***** Available records *****

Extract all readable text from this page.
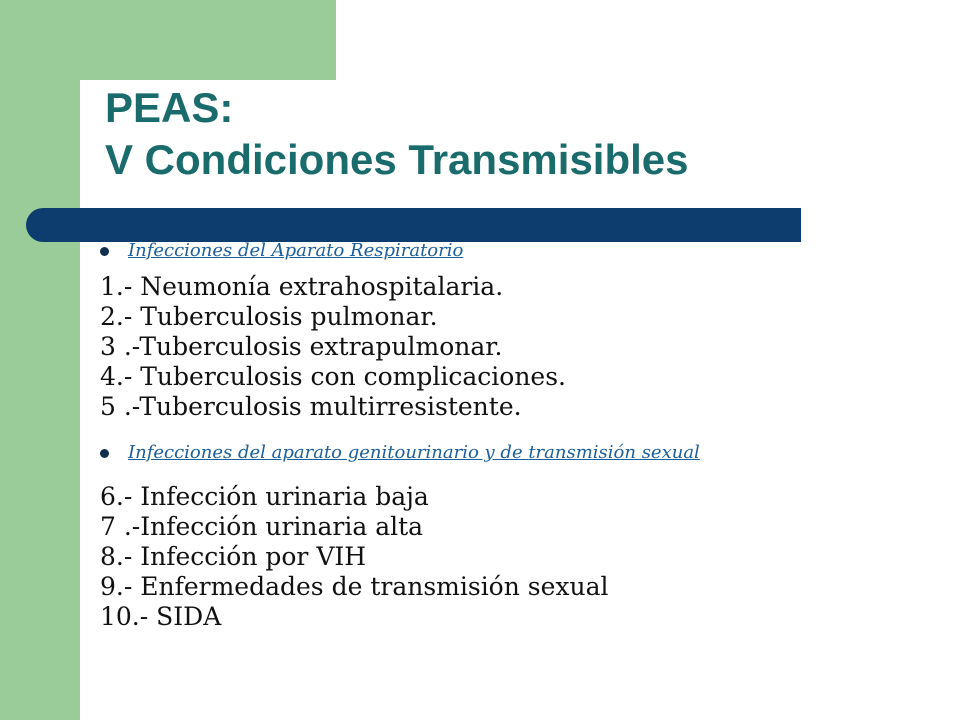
PEAS:
V Condiciones Transmisibles
Infecciones del Aparato Respiratorio
1.- Neumonía extrahospitalaria.
2.- Tuberculosis pulmonar.
3 .-Tuberculosis extrapulmonar.
4.- Tuberculosis con complicaciones.
5 .-Tuberculosis multirresistente.
Infecciones del aparato genitourinario y de transmisión sexual
6.- Infección urinaria baja
7 .-Infección urinaria alta
8.- Infección por VIH
9.- Enfermedades de transmisión sexual
10.- SIDA
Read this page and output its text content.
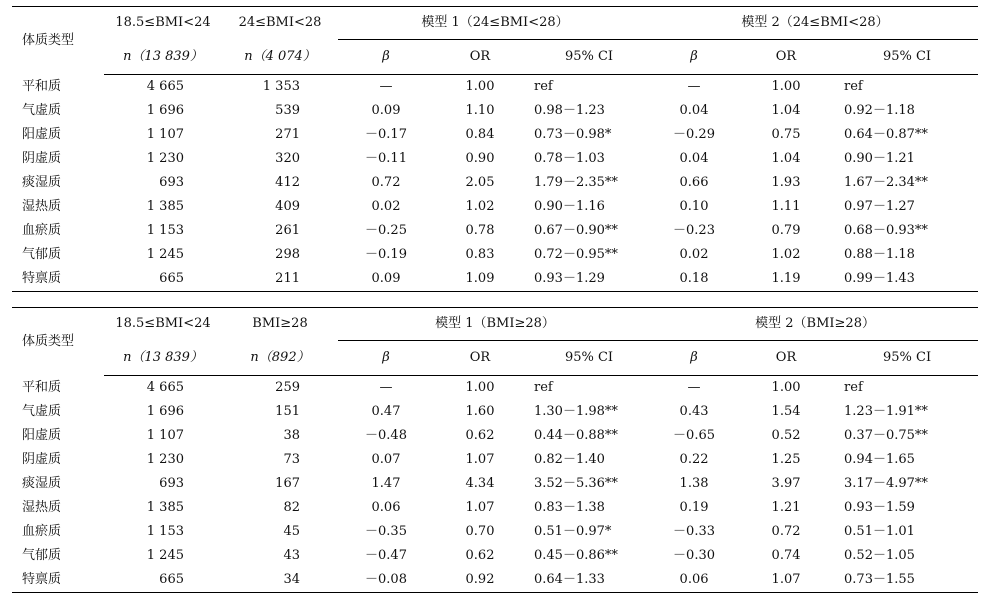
体质类型	18.5≤BMI<24	24≤BMI<28	模型 1（24≤BMI<28）			模型 2（24≤BMI<28）		
	n（13 839）	n（4 074）	β	OR	95% CI	β	OR	95% CI
平和质	4 665	1 353	—	1.00	ref	—	1.00	ref
气虚质	1 696	539	0.09	1.10	0.98－1.23	0.04	1.04	0.92－1.18
阳虚质	1 107	271	－0.17	0.84	0.73－0.98*	－0.29	0.75	0.64－0.87**
阴虚质	1 230	320	－0.11	0.90	0.78－1.03	0.04	1.04	0.90－1.21
痰湿质	693	412	0.72	2.05	1.79－2.35**	0.66	1.93	1.67－2.34**
湿热质	1 385	409	0.02	1.02	0.90－1.16	0.10	1.11	0.97－1.27
血瘀质	1 153	261	－0.25	0.78	0.67－0.90**	－0.23	0.79	0.68－0.93**
气郁质	1 245	298	－0.19	0.83	0.72－0.95**	0.02	1.02	0.88－1.18
特禀质	665	211	0.09	1.09	0.93－1.29	0.18	1.19	0.99－1.43
体质类型	18.5≤BMI<24	BMI≥28	模型 1（BMI≥28）			模型 2（BMI≥28）		
	n（13 839）	n（892）	β	OR	95% CI	β	OR	95% CI
平和质	4 665	259	—	1.00	ref	—	1.00	ref
气虚质	1 696	151	0.47	1.60	1.30－1.98**	0.43	1.54	1.23－1.91**
阳虚质	1 107	38	－0.48	0.62	0.44－0.88**	－0.65	0.52	0.37－0.75**
阴虚质	1 230	73	0.07	1.07	0.82－1.40	0.22	1.25	0.94－1.65
痰湿质	693	167	1.47	4.34	3.52－5.36**	1.38	3.97	3.17－4.97**
湿热质	1 385	82	0.06	1.07	0.83－1.38	0.19	1.21	0.93－1.59
血瘀质	1 153	45	－0.35	0.70	0.51－0.97*	－0.33	0.72	0.51－1.01
气郁质	1 245	43	－0.47	0.62	0.45－0.86**	－0.30	0.74	0.52－1.05
特禀质	665	34	－0.08	0.92	0.64－1.33	0.06	1.07	0.73－1.55
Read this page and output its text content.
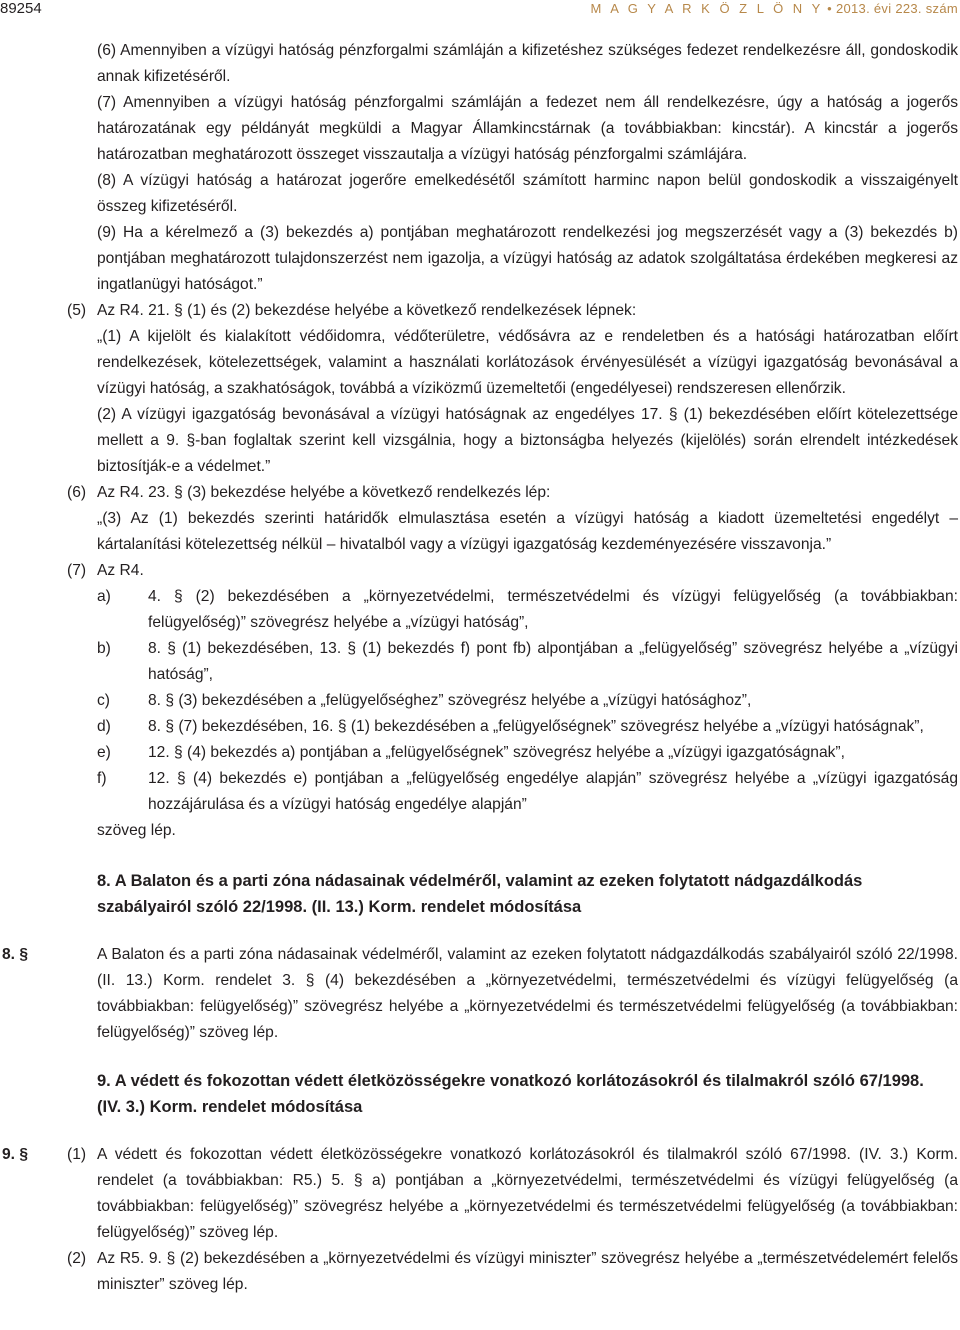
89254	M A G Y A R K Ö Z L Ö N Y • 2013. évi 223. szám
(6) Amennyiben a vízügyi hatóság pénzforgalmi számláján a kifizetéshez szükséges fedezet rendelkezésre áll, gondoskodik annak kifizetéséről.
(7) Amennyiben a vízügyi hatóság pénzforgalmi számláján a fedezet nem áll rendelkezésre, úgy a hatóság a jogerős határozatának egy példányát megküldi a Magyar Államkincstárnak (a továbbiakban: kincstár). A kincstár a jogerős határozatban meghatározott összeget visszautalja a vízügyi hatóság pénzforgalmi számlájára.
(8) A vízügyi hatóság a határozat jogerőre emelkedésétől számított harminc napon belül gondoskodik a visszaigényelt összeg kifizetéséről.
(9) Ha a kérelmező a (3) bekezdés a) pontjában meghatározott rendelkezési jog megszerzését vagy a (3) bekezdés b) pontjában meghatározott tulajdonszerzést nem igazolja, a vízügyi hatóság az adatok szolgáltatása érdekében megkeresi az ingatlanügyi hatóságot.”
(5) Az R4. 21. § (1) és (2) bekezdése helyébe a következő rendelkezések lépnek:
„(1) A kijelölt és kialakított védőidomra, védőterületre, védősávra az e rendeletben és a hatósági határozatban előírt rendelkezések, kötelezettségek, valamint a használati korlátozások érvényesülését a vízügyi igazgatóság bevonásával a vízügyi hatóság, a szakhatóságok, továbbá a víziközmű üzemeltetői (engedélyesei) rendszeresen ellenőrzik.
(2) A vízügyi igazgatóság bevonásával a vízügyi hatóságnak az engedélyes 17. § (1) bekezdésében előírt kötelezettsége mellett a 9. §-ban foglaltak szerint kell vizsgálnia, hogy a biztonságba helyezés (kijelölés) során elrendelt intézkedések biztosítják-e a védelmet.”
(6) Az R4. 23. § (3) bekezdése helyébe a következő rendelkezés lép:
„(3) Az (1) bekezdés szerinti határidők elmulasztása esetén a vízügyi hatóság a kiadott üzemeltetési engedélyt – kártalanítási kötelezettség nélkül – hivatalból vagy a vízügyi igazgatóság kezdeményezésére visszavonja.”
(7) Az R4.
a) 4. § (2) bekezdésében a „környezetvédelmi, természetvédelmi és vízügyi felügyelőség (a továbbiakban: felügyelőség)” szövegrész helyébe a „vízügyi hatóság”,
b) 8. § (1) bekezdésében, 13. § (1) bekezdés f) pont fb) alpontjában a „felügyelőség” szövegrész helyébe a „vízügyi hatóság”,
c) 8. § (3) bekezdésében a „felügyelőséghez” szövegrész helyébe a „vízügyi hatósághoz”,
d) 8. § (7) bekezdésében, 16. § (1) bekezdésében a „felügyelőségnek” szövegrész helyébe a „vízügyi hatóságnak”,
e) 12. § (4) bekezdés a) pontjában a „felügyelőségnek” szövegrész helyébe a „vízügyi igazgatóságnak”,
f)	12. § (4) bekezdés e) pontjában a „felügyelőség engedélye alapján” szövegrész helyébe a „vízügyi igazgatóság hozzájárulása és a vízügyi hatóság engedélye alapján”
szöveg lép.
8. A Balaton és a parti zóna nádasainak védelméről, valamint az ezeken folytatott nádgazdálkodás szabályairól szóló 22/1998. (II. 13.) Korm. rendelet módosítása
8. §	A Balaton és a parti zóna nádasainak védelméről, valamint az ezeken folytatott nádgazdálkodás szabályairól szóló 22/1998. (II. 13.) Korm. rendelet 3. § (4) bekezdésében a „környezetvédelmi, természetvédelmi és vízügyi felügyelőség (a továbbiakban: felügyelőség)” szövegrész helyébe a „környezetvédelmi és természetvédelmi felügyelőség (a továbbiakban: felügyelőség)” szöveg lép.
9. A védett és fokozottan védett életközösségekre vonatkozó korlátozásokról és tilalmakról szóló 67/1998. (IV. 3.) Korm. rendelet módosítása
9. § (1) A védett és fokozottan védett életközösségekre vonatkozó korlátozásokról és tilalmakról szóló 67/1998. (IV. 3.) Korm. rendelet (a továbbiakban: R5.) 5. § a) pontjában a „környezetvédelmi, természetvédelmi és vízügyi felügyelőség (a továbbiakban: felügyelőség)” szövegrész helyébe a „környezetvédelmi és természetvédelmi felügyelőség (a továbbiakban: felügyelőség)” szöveg lép.
(2) Az R5. 9. § (2) bekezdésében a „környezetvédelmi és vízügyi miniszter” szövegrész helyébe a „természetvédelemért felelős miniszter” szöveg lép.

*****

= What the exercise asks =
Restate each line of the records exactly; pictures do not belong in the copy.

= Output for this exercise =
Extract all readable text from this page.
PEAS:
V Condiciones Transmisibles
Infecciones del Aparato Respiratorio
1.- Neumonía extrahospitalaria.
2.- Tuberculosis pulmonar.
3 .-Tuberculosis extrapulmonar.
4.- Tuberculosis con complicaciones.
5 .-Tuberculosis multirresistente.
Infecciones del aparato genitourinario y de transmisión sexual
6.- Infección urinaria baja
7 .-Infección urinaria alta
8.- Infección por VIH
9.- Enfermedades de transmisión sexual
10.- SIDA
Read this page and output its text content.
体质类型	18.5≤BMI<24	24≤BMI<28	模型 1（24≤BMI<28）			模型 2（24≤BMI<28）		
	n（13 839）	n（4 074）	β	OR	95% CI	β	OR	95% CI
平和质	4 665	1 353	—	1.00	ref	—	1.00	ref
气虚质	1 696	539	0.09	1.10	0.98－1.23	0.04	1.04	0.92－1.18
阳虚质	1 107	271	－0.17	0.84	0.73－0.98*	－0.29	0.75	0.64－0.87**
阴虚质	1 230	320	－0.11	0.90	0.78－1.03	0.04	1.04	0.90－1.21
痰湿质	693	412	0.72	2.05	1.79－2.35**	0.66	1.93	1.67－2.34**
湿热质	1 385	409	0.02	1.02	0.90－1.16	0.10	1.11	0.97－1.27
血瘀质	1 153	261	－0.25	0.78	0.67－0.90**	－0.23	0.79	0.68－0.93**
气郁质	1 245	298	－0.19	0.83	0.72－0.95**	0.02	1.02	0.88－1.18
特禀质	665	211	0.09	1.09	0.93－1.29	0.18	1.19	0.99－1.43
体质类型	18.5≤BMI<24	BMI≥28	模型 1（BMI≥28）			模型 2（BMI≥28）		
	n（13 839）	n（892）	β	OR	95% CI	β	OR	95% CI
平和质	4 665	259	—	1.00	ref	—	1.00	ref
气虚质	1 696	151	0.47	1.60	1.30－1.98**	0.43	1.54	1.23－1.91**
阳虚质	1 107	38	－0.48	0.62	0.44－0.88**	－0.65	0.52	0.37－0.75**
阴虚质	1 230	73	0.07	1.07	0.82－1.40	0.22	1.25	0.94－1.65
痰湿质	693	167	1.47	4.34	3.52－5.36**	1.38	3.97	3.17－4.97**
湿热质	1 385	82	0.06	1.07	0.83－1.38	0.19	1.21	0.93－1.59
血瘀质	1 153	45	－0.35	0.70	0.51－0.97*	－0.33	0.72	0.51－1.01
气郁质	1 245	43	－0.47	0.62	0.45－0.86**	－0.30	0.74	0.52－1.05
特禀质	665	34	－0.08	0.92	0.64－1.33	0.06	1.07	0.73－1.55
Read this page and output its text content.
89254	M A G Y A R K Ö Z L Ö N Y • 2013. évi 223. szám
(6) Amennyiben a vízügyi hatóság pénzforgalmi számláján a kifizetéshez szükséges fedezet rendelkezésre áll, gondoskodik annak kifizetéséről.
(7) Amennyiben a vízügyi hatóság pénzforgalmi számláján a fedezet nem áll rendelkezésre, úgy a hatóság a jogerős határozatának egy példányát megküldi a Magyar Államkincstárnak (a továbbiakban: kincstár). A kincstár a jogerős határozatban meghatározott összeget visszautalja a vízügyi hatóság pénzforgalmi számlájára.
(8) A vízügyi hatóság a határozat jogerőre emelkedésétől számított harminc napon belül gondoskodik a visszaigényelt összeg kifizetéséről.
(9) Ha a kérelmező a (3) bekezdés a) pontjában meghatározott rendelkezési jog megszerzését vagy a (3) bekezdés b) pontjában meghatározott tulajdonszerzést nem igazolja, a vízügyi hatóság az adatok szolgáltatása érdekében megkeresi az ingatlanügyi hatóságot.”
(5) Az R4. 21. § (1) és (2) bekezdése helyébe a következő rendelkezések lépnek:
„(1) A kijelölt és kialakított védőidomra, védőterületre, védősávra az e rendeletben és a hatósági határozatban előírt rendelkezések, kötelezettségek, valamint a használati korlátozások érvényesülését a vízügyi igazgatóság bevonásával a vízügyi hatóság, a szakhatóságok, továbbá a víziközmű üzemeltetői (engedélyesei) rendszeresen ellenőrzik.
(2) A vízügyi igazgatóság bevonásával a vízügyi hatóságnak az engedélyes 17. § (1) bekezdésében előírt kötelezettsége mellett a 9. §-ban foglaltak szerint kell vizsgálnia, hogy a biztonságba helyezés (kijelölés) során elrendelt intézkedések biztosítják-e a védelmet.”
(6) Az R4. 23. § (3) bekezdése helyébe a következő rendelkezés lép:
„(3) Az (1) bekezdés szerinti határidők elmulasztása esetén a vízügyi hatóság a kiadott üzemeltetési engedélyt – kártalanítási kötelezettség nélkül – hivatalból vagy a vízügyi igazgatóság kezdeményezésére visszavonja.”
(7) Az R4.
a) 4. § (2) bekezdésében a „környezetvédelmi, természetvédelmi és vízügyi felügyelőség (a továbbiakban: felügyelőség)” szövegrész helyébe a „vízügyi hatóság”,
b) 8. § (1) bekezdésében, 13. § (1) bekezdés f) pont fb) alpontjában a „felügyelőség” szövegrész helyébe a „vízügyi hatóság”,
c) 8. § (3) bekezdésében a „felügyelőséghez” szövegrész helyébe a „vízügyi hatósághoz”,
d) 8. § (7) bekezdésében, 16. § (1) bekezdésében a „felügyelőségnek” szövegrész helyébe a „vízügyi hatóságnak”,
e) 12. § (4) bekezdés a) pontjában a „felügyelőségnek” szövegrész helyébe a „vízügyi igazgatóságnak”,
f)	12. § (4) bekezdés e) pontjában a „felügyelőség engedélye alapján” szövegrész helyébe a „vízügyi igazgatóság hozzájárulása és a vízügyi hatóság engedélye alapján”
szöveg lép.
8. A Balaton és a parti zóna nádasainak védelméről, valamint az ezeken folytatott nádgazdálkodás szabályairól szóló 22/1998. (II. 13.) Korm. rendelet módosítása
8. §	A Balaton és a parti zóna nádasainak védelméről, valamint az ezeken folytatott nádgazdálkodás szabályairól szóló 22/1998. (II. 13.) Korm. rendelet 3. § (4) bekezdésében a „környezetvédelmi, természetvédelmi és vízügyi felügyelőség (a továbbiakban: felügyelőség)” szövegrész helyébe a „környezetvédelmi és természetvédelmi felügyelőség (a továbbiakban: felügyelőség)” szöveg lép.
9. A védett és fokozottan védett életközösségekre vonatkozó korlátozásokról és tilalmakról szóló 67/1998. (IV. 3.) Korm. rendelet módosítása
9. § (1) A védett és fokozottan védett életközösségekre vonatkozó korlátozásokról és tilalmakról szóló 67/1998. (IV. 3.) Korm. rendelet (a továbbiakban: R5.) 5. § a) pontjában a „környezetvédelmi, természetvédelmi és vízügyi felügyelőség (a továbbiakban: felügyelőség)” szövegrész helyébe a „környezetvédelmi és természetvédelmi felügyelőség (a továbbiakban: felügyelőség)” szöveg lép.
(2) Az R5. 9. § (2) bekezdésében a „környezetvédelmi és vízügyi miniszter” szövegrész helyébe a „természetvédelemért felelős miniszter” szöveg lép.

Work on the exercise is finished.